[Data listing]
►

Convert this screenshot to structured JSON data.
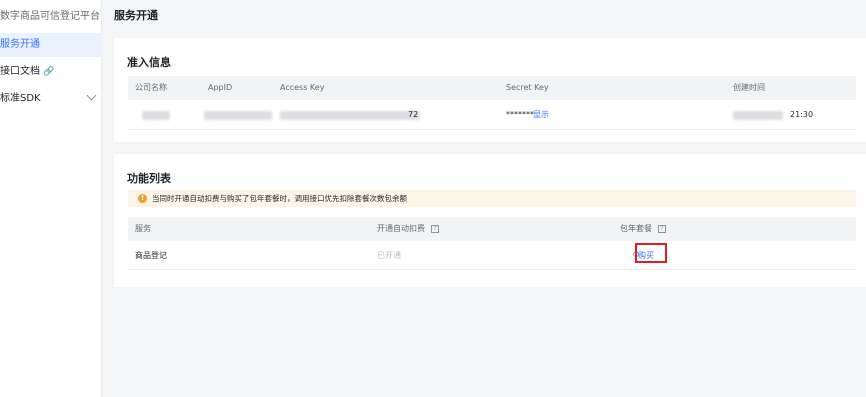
{
  "sidebar": {
    "brand": "数字商品可信登记平台",
    "items": [
      {
        "label": "服务开通",
        "active": true
      },
      {
        "label": "接口文档",
        "icon": "link-icon"
      },
      {
        "label": "标准SDK",
        "icon": "chevron-down-icon"
      }
    ]
  },
  "page": {
    "title": "服务开通"
  },
  "access": {
    "title": "准入信息",
    "columns": [
      "公司名称",
      "AppID",
      "Access Key",
      "Secret Key",
      "创建时间"
    ],
    "row": {
      "access_key_suffix": "72",
      "secret_key_masked": "*******",
      "secret_key_action": "显示",
      "created_time_suffix": "21:30"
    }
  },
  "features": {
    "title": "功能列表",
    "notice": "当同时开通自动扣费与购买了包年套餐时，调用接口优先扣除套餐次数包余额",
    "columns": [
      "服务",
      "开通自动扣费",
      "包年套餐"
    ],
    "rows": [
      {
        "service": "商品登记",
        "auto_pay": "已开通",
        "package_action": "购买"
      }
    ]
  },
  "colors": {
    "accent": "#3370ff",
    "notice_bg": "#fdf3e6",
    "warn": "#f09e2a",
    "highlight": "#e02020"
  }
}
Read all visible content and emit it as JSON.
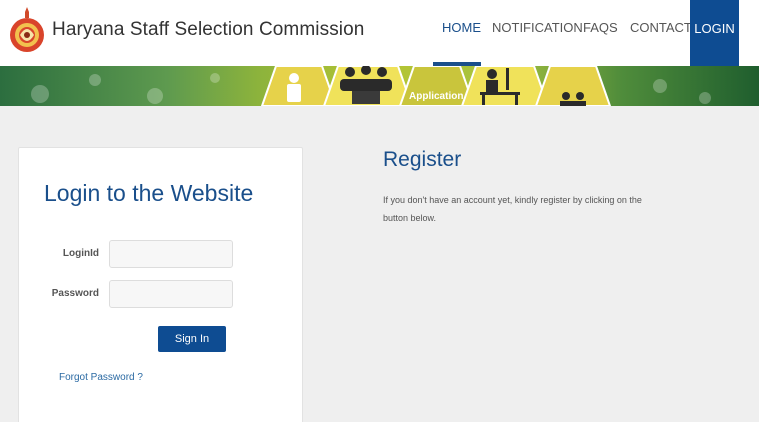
{
  "header": {
    "title": "Haryana Staff Selection Commission",
    "logo_icon": "state-emblem-icon",
    "nav": {
      "home": "HOME",
      "notification": "NOTIFICATION",
      "faqs": "FAQS",
      "contact": "CONTACT",
      "login": "LOGIN"
    }
  },
  "banner": {
    "label": "Application",
    "icons": [
      "person-icon",
      "group-meeting-icon",
      "desk-work-icon",
      "people-icon"
    ]
  },
  "login": {
    "heading": "Login to the Website",
    "loginid_label": "LoginId",
    "loginid_value": "",
    "password_label": "Password",
    "password_value": "",
    "signin_label": "Sign In",
    "forgot_label": "Forgot Password ?"
  },
  "register": {
    "heading": "Register",
    "text": "If you don't have an account yet, kindly register by clicking on the button below."
  },
  "colors": {
    "primary": "#0e4c92",
    "heading": "#1a4f8b",
    "background": "#efefef"
  }
}
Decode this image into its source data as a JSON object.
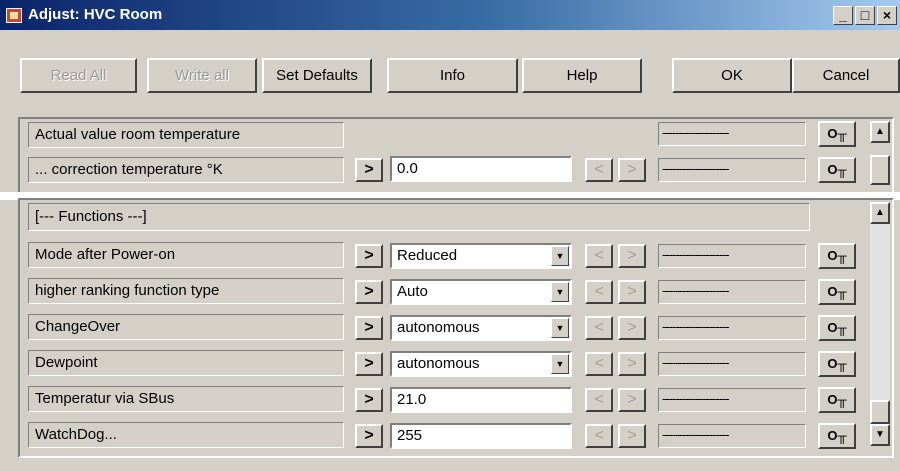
{
  "window": {
    "title": "Adjust: HVC Room",
    "controls": {
      "minimize": "_",
      "maximize": "□",
      "close": "×"
    }
  },
  "toolbar": {
    "read_all": "Read All",
    "write_all": "Write all",
    "set_defaults": "Set Defaults",
    "info": "Info",
    "help": "Help",
    "ok": "OK",
    "cancel": "Cancel"
  },
  "glyphs": {
    "next": ">",
    "prev": "<",
    "key": "O╥",
    "dropdown": "▼",
    "scroll_up": "▲",
    "scroll_down": "▼"
  },
  "upper": {
    "rows": [
      {
        "label": "Actual value room temperature",
        "value": "",
        "status": "--------------------"
      },
      {
        "label": "... correction temperature °K",
        "value": "0.0",
        "status": "--------------------"
      }
    ]
  },
  "functions": {
    "header": "[--- Functions ---]",
    "rows": [
      {
        "label": "Mode after Power-on",
        "value": "Reduced",
        "type": "dropdown",
        "status": "--------------------"
      },
      {
        "label": "higher ranking function type",
        "value": "Auto",
        "type": "dropdown",
        "status": "--------------------"
      },
      {
        "label": "ChangeOver",
        "value": "autonomous",
        "type": "dropdown",
        "status": "--------------------"
      },
      {
        "label": "Dewpoint",
        "value": "autonomous",
        "type": "dropdown",
        "status": "--------------------"
      },
      {
        "label": "Temperatur via SBus",
        "value": "21.0",
        "type": "text",
        "status": "--------------------"
      },
      {
        "label": "WatchDog...",
        "value": "255",
        "type": "text",
        "status": "--------------------"
      }
    ]
  }
}
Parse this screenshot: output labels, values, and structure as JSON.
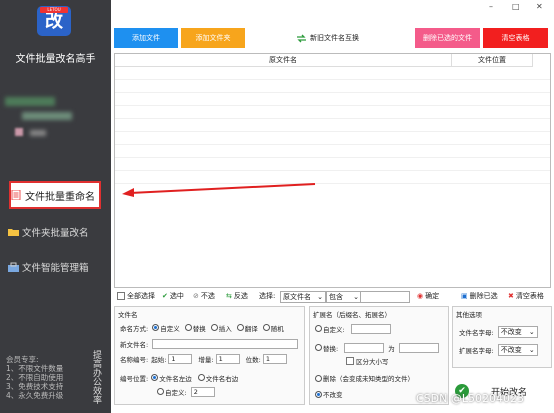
{
  "sidebar": {
    "logo_text": "改",
    "logo_tag": "LETOU",
    "app_title": "文件批量改名高手",
    "nav": [
      {
        "label": "文件批量重命名",
        "icon": "document-icon"
      },
      {
        "label": "文件夹批量改名",
        "icon": "folder-icon"
      },
      {
        "label": "文件智能管理箱",
        "icon": "toolbox-icon"
      }
    ],
    "member_title": "会员专享:",
    "member_items": [
      "1、不限文件数量",
      "2、不限自助使用",
      "3、免费技术支持",
      "4、永久免费升级"
    ],
    "vertical_text": "提高办公效率"
  },
  "window": {
    "minimize": "–",
    "maximize": "□",
    "close": "✕"
  },
  "top_buttons": {
    "add_file": "添加文件",
    "add_folder": "添加文件夹",
    "new_generate": "新旧文件名互换",
    "delete_selected": "删除已选的文件",
    "clear_table": "清空表格"
  },
  "table": {
    "headers": [
      "原文件名",
      "文件位置"
    ]
  },
  "toolbar": {
    "select_all": "全部选择",
    "select": "选中",
    "deselect": "不选",
    "invert": "反选",
    "select_label": "选择:",
    "select_field": "原文件名",
    "match_mode": "包含",
    "confirm": "确定",
    "delete_selected": "删除已选",
    "clear_table": "清空表格"
  },
  "filename_panel": {
    "title": "文件名",
    "mode_label": "命名方式:",
    "modes": [
      "自定义",
      "替换",
      "插入",
      "翻译",
      "随机"
    ],
    "new_name_label": "新文件名:",
    "numbering_label": "名称编号:",
    "start_label": "起始:",
    "start_value": "1",
    "step_label": "增量:",
    "step_value": "1",
    "digits_label": "位数:",
    "digits_value": "1",
    "position_label": "编号位置:",
    "positions": [
      "文件名左边",
      "文件名右边"
    ],
    "custom_label": "自定义:",
    "custom_value": "2"
  },
  "ext_panel": {
    "title": "扩展名（后缀名、拓展名）",
    "custom_label": "自定义:",
    "replace_label": "替换:",
    "replace_for": "为",
    "case_label": "区分大小写",
    "delete_label": "删除（会变成未知类型的文件）",
    "nochange_label": "不改变"
  },
  "other_panel": {
    "title": "其他选项",
    "name_case_label": "文件名字母:",
    "name_case_value": "不改变",
    "ext_case_label": "扩展名字母:",
    "ext_case_value": "不改变"
  },
  "start_button": "开始改名",
  "watermark": "CSDN @L50204023"
}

◄

*Do this*. In the records above, find the lines containing "JSON" and copy them.

*Exercise solution*.
Convert this screenshot to structured JSON data.
Read all visible content and emit it as JSON.
Decode this image into its source data as a JSON object.
Parse this screenshot: output labels, values, and structure as JSON.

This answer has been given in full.